Data for this exercise –
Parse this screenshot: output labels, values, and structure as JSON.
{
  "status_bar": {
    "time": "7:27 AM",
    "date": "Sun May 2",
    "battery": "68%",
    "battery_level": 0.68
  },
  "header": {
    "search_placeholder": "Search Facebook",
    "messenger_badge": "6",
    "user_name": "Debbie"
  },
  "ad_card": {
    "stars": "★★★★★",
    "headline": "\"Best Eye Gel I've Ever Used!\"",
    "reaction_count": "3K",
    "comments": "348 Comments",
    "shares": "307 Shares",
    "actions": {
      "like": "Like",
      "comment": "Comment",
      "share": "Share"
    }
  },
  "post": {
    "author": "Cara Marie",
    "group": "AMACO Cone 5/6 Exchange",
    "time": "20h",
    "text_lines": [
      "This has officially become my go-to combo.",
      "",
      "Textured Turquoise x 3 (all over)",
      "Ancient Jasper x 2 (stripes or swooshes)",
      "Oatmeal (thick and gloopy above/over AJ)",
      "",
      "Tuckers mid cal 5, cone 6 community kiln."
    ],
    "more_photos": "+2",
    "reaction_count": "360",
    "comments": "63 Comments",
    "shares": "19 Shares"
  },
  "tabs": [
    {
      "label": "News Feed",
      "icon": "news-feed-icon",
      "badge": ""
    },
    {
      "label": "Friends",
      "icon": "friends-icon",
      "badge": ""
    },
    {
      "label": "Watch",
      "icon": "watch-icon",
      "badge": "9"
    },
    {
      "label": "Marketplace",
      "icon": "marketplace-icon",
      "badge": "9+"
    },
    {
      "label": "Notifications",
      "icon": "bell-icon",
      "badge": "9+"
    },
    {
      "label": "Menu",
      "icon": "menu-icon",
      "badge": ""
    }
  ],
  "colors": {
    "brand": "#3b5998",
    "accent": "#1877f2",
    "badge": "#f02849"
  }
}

Task prompt – Go through the records line by line and count those containing the string "comments". Give only the total.

Task response – 2